Goal of the exercise: Only a number is wanted: how many lines of the entries include the string "climatology"?

Input for this task:
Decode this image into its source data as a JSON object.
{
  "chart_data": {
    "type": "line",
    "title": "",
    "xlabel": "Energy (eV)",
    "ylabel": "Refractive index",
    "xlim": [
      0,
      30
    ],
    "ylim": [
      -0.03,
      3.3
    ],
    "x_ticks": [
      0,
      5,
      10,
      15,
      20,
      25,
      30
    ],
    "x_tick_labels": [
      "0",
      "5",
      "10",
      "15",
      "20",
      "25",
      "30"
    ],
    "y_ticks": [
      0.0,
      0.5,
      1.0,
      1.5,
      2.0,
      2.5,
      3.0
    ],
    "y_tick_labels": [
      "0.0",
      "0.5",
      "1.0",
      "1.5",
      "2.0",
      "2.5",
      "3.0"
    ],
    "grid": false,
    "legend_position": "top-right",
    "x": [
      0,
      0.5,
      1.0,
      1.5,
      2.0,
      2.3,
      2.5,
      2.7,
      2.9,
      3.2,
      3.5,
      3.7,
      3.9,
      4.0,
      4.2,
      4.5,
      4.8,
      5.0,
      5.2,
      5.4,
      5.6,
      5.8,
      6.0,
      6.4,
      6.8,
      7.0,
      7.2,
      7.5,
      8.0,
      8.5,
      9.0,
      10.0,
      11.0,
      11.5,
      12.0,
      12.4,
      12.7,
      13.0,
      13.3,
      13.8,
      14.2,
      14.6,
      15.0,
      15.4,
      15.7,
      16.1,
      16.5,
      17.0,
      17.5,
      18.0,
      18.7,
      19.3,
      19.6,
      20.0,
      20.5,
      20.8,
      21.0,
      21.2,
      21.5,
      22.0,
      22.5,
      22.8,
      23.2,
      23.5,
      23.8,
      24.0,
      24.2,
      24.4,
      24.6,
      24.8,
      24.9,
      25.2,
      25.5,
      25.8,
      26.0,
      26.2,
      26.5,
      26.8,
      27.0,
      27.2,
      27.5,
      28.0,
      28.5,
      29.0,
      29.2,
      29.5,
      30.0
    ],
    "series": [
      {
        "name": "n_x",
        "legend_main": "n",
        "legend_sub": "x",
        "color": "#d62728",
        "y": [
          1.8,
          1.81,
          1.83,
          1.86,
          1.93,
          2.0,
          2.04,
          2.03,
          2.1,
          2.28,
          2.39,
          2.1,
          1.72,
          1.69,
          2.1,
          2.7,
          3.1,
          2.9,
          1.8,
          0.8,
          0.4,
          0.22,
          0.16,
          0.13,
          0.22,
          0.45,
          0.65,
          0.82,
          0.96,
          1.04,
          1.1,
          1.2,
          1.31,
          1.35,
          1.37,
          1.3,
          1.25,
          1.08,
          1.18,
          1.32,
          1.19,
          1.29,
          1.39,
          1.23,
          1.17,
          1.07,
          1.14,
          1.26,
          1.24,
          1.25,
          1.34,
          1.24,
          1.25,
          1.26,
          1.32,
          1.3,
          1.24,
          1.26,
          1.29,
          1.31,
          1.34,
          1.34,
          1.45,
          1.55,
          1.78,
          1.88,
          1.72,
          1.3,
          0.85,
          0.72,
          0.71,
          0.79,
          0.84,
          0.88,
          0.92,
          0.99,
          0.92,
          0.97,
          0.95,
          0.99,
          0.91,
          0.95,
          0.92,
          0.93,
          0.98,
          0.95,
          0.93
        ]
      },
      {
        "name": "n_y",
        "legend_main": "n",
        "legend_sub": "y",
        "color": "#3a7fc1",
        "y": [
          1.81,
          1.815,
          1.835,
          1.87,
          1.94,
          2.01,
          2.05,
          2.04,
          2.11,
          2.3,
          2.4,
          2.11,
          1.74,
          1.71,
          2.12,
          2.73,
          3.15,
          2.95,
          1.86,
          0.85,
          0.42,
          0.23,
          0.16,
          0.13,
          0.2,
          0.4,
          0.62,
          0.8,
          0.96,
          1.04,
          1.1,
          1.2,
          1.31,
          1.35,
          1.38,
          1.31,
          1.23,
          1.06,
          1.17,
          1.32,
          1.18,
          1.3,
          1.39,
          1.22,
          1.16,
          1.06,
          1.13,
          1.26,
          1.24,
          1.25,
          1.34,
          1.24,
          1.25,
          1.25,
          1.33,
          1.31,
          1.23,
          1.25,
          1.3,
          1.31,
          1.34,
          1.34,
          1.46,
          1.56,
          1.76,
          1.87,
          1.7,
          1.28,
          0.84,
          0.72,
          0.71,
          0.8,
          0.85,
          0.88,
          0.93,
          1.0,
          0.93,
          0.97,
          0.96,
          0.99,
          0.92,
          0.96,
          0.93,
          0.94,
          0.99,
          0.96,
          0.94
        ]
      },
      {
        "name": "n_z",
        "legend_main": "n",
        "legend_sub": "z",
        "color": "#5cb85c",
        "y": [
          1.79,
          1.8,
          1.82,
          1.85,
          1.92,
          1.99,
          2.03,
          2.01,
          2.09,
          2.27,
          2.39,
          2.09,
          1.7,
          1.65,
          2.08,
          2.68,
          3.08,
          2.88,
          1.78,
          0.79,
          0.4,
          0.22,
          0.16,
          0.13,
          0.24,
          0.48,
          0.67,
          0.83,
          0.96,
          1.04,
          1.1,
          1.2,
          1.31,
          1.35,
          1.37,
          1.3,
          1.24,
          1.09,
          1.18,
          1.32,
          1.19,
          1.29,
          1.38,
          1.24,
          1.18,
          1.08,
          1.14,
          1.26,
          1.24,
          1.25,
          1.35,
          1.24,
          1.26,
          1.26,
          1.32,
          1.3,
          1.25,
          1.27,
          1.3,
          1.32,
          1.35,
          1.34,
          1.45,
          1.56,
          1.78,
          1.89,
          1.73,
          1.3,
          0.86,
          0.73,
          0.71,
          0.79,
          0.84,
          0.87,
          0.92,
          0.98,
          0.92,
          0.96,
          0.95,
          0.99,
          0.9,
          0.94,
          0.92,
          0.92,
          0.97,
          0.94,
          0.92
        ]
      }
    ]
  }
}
* * *
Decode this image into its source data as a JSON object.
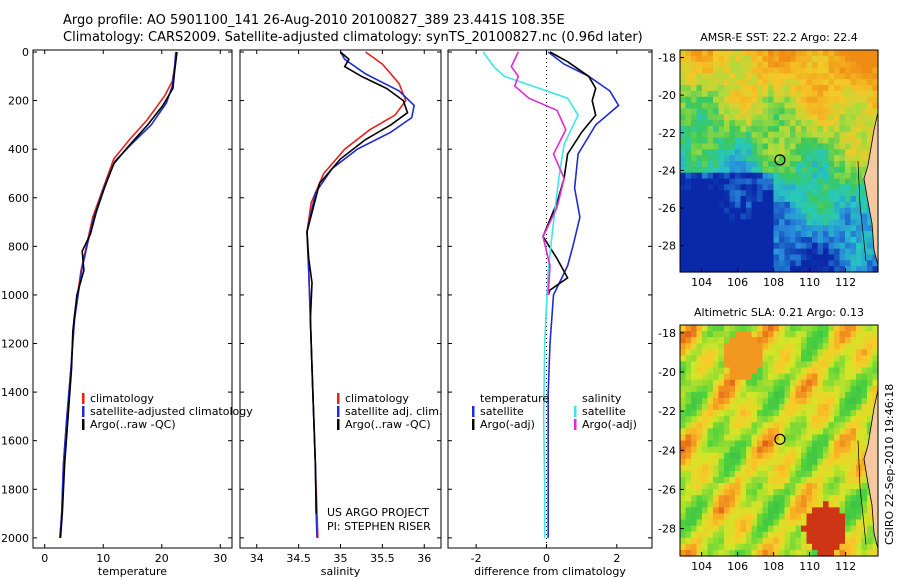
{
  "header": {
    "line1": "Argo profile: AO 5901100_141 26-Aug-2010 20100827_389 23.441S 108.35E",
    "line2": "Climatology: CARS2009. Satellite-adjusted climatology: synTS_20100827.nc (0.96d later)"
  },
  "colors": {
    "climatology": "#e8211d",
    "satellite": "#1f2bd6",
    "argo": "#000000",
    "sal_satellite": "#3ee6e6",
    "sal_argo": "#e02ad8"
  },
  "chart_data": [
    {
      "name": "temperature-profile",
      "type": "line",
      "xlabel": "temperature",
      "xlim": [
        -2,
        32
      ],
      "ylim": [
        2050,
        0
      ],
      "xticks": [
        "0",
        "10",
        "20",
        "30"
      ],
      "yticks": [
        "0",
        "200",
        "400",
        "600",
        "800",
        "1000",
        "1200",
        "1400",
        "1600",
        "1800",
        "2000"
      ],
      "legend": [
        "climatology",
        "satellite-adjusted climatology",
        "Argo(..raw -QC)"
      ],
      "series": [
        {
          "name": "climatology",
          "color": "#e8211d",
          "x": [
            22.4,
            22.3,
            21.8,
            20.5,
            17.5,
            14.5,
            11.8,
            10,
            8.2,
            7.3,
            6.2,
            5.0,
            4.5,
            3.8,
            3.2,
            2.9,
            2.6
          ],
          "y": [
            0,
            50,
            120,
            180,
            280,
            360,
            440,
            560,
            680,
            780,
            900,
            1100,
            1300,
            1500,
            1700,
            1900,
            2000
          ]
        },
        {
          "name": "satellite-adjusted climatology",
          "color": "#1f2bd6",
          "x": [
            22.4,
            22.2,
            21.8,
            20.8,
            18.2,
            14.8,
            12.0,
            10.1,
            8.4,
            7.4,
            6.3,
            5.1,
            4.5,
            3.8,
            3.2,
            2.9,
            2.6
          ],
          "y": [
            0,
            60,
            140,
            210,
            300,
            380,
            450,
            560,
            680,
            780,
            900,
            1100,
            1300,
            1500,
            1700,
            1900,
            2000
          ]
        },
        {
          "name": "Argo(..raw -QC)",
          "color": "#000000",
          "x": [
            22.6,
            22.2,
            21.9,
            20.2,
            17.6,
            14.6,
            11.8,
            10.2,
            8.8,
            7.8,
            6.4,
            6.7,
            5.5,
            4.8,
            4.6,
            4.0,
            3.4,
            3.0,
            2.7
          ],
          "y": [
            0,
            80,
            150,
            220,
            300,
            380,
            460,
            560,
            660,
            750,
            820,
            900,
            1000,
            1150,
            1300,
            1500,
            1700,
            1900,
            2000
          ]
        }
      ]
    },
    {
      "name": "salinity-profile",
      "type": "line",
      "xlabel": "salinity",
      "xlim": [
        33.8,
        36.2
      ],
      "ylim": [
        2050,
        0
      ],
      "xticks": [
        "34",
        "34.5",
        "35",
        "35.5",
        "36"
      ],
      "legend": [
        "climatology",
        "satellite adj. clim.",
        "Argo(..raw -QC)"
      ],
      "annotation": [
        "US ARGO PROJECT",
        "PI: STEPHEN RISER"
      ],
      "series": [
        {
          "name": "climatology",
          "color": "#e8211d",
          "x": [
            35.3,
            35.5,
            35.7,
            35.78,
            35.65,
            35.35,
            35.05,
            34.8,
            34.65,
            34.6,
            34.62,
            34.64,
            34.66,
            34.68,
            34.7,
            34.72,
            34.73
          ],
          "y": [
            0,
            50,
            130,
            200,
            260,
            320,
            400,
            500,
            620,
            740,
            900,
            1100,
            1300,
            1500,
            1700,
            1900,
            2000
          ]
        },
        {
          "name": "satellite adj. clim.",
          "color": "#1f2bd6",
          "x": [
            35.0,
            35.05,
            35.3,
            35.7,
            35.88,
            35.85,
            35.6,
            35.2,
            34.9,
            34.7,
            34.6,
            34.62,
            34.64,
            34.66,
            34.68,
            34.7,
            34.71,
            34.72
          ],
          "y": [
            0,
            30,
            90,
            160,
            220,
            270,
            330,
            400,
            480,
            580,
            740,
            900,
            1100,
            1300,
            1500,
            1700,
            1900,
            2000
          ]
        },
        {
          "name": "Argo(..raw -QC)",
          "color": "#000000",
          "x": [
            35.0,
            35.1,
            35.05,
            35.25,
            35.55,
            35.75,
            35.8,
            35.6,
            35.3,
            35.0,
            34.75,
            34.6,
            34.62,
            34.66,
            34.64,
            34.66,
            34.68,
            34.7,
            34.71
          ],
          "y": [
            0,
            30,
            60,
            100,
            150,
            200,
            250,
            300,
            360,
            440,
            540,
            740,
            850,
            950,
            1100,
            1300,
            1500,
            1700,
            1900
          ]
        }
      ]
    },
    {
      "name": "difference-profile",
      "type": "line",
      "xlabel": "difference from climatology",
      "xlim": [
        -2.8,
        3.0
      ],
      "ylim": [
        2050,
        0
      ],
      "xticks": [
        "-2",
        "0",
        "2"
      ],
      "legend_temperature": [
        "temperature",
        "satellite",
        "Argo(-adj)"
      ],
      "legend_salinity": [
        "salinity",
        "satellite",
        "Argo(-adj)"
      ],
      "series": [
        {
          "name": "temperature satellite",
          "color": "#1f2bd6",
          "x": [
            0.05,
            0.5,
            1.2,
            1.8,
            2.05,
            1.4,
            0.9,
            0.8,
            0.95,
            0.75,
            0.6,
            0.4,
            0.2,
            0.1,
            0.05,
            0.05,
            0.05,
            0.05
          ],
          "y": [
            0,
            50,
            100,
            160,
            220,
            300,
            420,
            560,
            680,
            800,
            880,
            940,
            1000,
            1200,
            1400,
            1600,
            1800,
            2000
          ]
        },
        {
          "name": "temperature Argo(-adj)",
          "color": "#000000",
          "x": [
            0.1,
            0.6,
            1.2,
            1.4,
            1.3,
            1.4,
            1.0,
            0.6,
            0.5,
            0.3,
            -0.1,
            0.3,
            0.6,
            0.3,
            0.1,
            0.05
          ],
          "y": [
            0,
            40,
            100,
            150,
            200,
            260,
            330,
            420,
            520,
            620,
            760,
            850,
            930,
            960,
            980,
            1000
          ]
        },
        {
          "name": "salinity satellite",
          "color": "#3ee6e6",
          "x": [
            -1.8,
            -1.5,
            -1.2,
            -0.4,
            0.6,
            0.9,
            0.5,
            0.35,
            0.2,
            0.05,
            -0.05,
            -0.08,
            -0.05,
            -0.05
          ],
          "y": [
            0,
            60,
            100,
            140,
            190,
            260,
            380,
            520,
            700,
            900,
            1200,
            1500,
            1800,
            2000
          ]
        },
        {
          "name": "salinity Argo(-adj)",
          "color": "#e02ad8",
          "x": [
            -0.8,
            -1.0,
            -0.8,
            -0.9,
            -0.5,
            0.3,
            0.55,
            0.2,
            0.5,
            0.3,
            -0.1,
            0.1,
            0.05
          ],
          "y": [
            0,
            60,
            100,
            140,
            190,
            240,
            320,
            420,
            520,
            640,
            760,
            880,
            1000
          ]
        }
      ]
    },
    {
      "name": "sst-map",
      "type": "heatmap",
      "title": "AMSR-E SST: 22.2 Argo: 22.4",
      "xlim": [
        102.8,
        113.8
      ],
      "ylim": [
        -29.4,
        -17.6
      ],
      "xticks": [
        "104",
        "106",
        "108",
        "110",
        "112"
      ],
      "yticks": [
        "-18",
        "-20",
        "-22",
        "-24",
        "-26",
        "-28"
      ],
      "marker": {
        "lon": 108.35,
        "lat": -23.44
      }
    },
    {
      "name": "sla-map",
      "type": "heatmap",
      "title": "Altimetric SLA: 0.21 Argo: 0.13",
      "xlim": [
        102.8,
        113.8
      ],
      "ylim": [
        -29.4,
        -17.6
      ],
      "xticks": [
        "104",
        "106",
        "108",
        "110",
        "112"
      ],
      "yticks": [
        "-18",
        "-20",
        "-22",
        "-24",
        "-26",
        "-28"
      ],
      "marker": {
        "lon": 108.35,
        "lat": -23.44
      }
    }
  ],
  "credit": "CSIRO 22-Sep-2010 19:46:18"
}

Answer to this exercise: 9